Copy out each line that includes the word "true".

------------------------

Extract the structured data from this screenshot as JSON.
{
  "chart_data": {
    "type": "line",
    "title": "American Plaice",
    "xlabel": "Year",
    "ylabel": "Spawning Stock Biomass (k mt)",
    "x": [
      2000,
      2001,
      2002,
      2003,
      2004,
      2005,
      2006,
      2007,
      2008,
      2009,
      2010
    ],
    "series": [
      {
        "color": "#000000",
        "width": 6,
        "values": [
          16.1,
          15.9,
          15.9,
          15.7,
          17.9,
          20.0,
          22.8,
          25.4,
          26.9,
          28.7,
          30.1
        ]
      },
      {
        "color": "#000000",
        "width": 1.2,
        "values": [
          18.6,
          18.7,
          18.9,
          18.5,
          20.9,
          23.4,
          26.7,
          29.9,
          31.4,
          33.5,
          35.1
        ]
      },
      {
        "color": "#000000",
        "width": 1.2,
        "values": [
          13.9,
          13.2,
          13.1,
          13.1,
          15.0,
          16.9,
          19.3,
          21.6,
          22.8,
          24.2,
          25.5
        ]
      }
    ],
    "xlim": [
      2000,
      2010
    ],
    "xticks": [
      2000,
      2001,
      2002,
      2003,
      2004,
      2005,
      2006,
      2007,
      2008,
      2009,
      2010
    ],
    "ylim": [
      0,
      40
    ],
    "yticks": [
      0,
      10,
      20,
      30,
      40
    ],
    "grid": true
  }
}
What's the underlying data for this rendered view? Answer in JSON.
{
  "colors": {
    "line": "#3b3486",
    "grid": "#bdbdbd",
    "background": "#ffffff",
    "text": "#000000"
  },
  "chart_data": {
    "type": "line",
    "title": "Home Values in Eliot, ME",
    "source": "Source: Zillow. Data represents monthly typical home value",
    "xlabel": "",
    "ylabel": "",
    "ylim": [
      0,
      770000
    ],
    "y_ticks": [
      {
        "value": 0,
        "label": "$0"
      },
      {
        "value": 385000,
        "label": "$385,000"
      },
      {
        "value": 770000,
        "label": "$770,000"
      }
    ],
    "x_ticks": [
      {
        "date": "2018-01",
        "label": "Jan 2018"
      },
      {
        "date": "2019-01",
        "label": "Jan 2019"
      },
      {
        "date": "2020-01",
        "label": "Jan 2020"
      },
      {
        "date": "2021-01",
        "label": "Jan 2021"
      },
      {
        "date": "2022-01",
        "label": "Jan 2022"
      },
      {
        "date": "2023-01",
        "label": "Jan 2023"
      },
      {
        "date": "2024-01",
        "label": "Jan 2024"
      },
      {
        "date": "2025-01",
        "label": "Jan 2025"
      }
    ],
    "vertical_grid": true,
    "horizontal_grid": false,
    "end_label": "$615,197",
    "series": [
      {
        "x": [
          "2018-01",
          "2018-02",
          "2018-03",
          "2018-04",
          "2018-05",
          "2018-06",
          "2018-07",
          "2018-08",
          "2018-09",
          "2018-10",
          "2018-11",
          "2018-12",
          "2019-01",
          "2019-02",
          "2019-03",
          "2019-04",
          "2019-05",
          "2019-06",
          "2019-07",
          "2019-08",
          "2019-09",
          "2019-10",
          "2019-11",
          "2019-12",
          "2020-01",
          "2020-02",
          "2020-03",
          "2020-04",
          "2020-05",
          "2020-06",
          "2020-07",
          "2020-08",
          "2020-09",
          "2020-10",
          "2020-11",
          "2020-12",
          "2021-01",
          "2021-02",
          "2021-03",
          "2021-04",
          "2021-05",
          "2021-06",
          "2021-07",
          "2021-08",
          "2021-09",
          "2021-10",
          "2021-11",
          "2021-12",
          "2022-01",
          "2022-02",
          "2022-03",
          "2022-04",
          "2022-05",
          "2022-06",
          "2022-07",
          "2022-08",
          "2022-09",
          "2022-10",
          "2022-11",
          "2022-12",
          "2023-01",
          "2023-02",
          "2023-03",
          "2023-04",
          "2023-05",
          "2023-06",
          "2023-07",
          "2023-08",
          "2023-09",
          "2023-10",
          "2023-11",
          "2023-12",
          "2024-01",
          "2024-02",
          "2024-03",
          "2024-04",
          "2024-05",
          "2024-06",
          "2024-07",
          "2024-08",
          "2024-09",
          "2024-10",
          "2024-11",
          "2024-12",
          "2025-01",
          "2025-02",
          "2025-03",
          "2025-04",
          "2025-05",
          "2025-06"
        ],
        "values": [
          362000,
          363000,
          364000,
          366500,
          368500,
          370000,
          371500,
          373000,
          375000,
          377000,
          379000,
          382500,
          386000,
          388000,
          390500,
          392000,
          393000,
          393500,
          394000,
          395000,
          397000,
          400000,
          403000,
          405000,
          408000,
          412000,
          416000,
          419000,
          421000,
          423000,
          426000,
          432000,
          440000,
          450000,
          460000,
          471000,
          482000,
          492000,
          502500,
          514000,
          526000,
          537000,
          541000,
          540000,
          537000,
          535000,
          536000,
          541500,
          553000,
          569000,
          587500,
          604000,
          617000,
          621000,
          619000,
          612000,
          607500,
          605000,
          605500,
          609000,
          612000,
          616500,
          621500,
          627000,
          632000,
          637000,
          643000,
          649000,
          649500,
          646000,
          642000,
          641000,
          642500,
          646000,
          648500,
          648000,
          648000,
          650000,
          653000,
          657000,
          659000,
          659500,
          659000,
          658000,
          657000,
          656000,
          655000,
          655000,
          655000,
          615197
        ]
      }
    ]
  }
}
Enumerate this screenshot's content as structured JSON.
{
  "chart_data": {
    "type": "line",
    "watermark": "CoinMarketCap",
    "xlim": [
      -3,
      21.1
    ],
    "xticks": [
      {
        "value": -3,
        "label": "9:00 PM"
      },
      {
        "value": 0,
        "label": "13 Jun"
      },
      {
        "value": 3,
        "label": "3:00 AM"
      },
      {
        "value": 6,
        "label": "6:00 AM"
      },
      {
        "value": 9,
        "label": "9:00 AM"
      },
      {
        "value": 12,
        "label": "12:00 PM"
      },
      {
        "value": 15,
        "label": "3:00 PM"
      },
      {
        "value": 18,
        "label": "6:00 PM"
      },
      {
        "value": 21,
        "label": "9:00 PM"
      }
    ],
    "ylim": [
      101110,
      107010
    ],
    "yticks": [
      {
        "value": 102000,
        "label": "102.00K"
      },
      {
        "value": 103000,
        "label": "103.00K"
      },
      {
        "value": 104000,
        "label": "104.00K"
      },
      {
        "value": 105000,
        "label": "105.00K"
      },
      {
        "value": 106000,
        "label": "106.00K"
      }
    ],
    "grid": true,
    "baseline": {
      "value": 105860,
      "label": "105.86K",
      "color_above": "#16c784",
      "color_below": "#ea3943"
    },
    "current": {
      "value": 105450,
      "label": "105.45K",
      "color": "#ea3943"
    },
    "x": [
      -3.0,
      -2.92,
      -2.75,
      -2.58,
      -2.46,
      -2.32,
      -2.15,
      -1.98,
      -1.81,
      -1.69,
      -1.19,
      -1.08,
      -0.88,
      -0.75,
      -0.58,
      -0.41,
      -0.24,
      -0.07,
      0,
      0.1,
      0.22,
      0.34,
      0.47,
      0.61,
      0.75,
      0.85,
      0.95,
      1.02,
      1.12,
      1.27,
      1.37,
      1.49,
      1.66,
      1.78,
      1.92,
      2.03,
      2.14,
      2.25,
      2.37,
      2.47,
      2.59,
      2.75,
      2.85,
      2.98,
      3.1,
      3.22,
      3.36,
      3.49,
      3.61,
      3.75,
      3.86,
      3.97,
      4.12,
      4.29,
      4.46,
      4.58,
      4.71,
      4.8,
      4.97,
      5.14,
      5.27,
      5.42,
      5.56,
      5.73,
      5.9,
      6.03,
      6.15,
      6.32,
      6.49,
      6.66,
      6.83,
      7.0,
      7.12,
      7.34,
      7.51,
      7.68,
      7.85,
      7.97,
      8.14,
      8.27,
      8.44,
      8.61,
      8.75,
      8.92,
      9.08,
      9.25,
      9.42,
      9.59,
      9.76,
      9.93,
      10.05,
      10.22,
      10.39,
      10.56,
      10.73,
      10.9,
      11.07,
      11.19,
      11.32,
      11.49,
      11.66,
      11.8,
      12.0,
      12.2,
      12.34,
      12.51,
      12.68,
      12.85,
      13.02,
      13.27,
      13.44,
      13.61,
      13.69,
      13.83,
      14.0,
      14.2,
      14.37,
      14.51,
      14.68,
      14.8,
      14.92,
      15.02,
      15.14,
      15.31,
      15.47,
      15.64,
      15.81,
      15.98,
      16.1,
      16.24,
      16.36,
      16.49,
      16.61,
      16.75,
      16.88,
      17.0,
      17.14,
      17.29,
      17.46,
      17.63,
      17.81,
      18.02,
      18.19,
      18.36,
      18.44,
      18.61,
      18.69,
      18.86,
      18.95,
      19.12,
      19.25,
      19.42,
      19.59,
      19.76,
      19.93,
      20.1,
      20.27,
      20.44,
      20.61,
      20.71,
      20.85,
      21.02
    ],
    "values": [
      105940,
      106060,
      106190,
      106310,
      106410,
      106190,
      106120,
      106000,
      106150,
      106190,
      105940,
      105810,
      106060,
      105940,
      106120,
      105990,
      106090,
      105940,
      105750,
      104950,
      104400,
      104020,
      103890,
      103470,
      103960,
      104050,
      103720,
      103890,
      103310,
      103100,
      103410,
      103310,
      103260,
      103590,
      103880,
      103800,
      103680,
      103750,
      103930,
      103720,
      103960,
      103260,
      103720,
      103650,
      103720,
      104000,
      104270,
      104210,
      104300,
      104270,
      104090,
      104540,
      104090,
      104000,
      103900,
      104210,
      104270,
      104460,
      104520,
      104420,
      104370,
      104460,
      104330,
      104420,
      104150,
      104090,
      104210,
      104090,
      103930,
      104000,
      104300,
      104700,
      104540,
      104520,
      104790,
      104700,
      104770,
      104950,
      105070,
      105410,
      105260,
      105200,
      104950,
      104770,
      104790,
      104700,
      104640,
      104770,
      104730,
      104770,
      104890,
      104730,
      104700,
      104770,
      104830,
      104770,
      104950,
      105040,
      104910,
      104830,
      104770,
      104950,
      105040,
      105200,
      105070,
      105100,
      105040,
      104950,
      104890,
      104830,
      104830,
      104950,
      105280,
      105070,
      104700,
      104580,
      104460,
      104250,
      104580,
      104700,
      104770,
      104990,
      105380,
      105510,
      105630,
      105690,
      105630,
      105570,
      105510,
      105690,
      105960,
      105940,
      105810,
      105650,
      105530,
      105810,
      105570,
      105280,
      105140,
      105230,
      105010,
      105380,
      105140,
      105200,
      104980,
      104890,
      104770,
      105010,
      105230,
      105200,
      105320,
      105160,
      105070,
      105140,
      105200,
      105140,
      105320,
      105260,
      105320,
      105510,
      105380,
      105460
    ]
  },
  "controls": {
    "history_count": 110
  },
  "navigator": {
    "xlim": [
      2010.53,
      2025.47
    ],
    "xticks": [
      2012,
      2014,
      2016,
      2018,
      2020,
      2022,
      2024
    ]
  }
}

------------------------

● **Correct result**:
    "grid": true
    "vertical_grid": true,
    "grid": true,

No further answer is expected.